[Extracted records]
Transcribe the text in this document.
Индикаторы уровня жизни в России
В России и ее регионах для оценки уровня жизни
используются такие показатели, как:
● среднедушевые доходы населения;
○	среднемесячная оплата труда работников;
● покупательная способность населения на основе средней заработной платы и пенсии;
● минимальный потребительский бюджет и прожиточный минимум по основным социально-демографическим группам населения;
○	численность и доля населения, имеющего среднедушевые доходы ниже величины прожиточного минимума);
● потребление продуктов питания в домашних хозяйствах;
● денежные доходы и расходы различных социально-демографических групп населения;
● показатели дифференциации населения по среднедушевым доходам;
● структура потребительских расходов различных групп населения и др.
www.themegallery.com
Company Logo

SET EXERCISE:
Write an exact transcription of every entry above.

RESULT OF THE TASK:
Transcribe the text in this document.
Индикаторы уровня жизни в России
В России и ее регионах для оценки уровня жизни
используются такие показатели, как:
● среднедушевые доходы населения;
○	среднемесячная оплата труда работников;
● покупательная способность населения на основе средней заработной платы и пенсии;
● минимальный потребительский бюджет и прожиточный минимум по основным социально-демографическим группам населения;
○	численность и доля населения, имеющего среднедушевые доходы ниже величины прожиточного минимума);
● потребление продуктов питания в домашних хозяйствах;
● денежные доходы и расходы различных социально-демографических групп населения;
● показатели дифференциации населения по среднедушевым доходам;
● структура потребительских расходов различных групп населения и др.
www.themegallery.com
Company Logo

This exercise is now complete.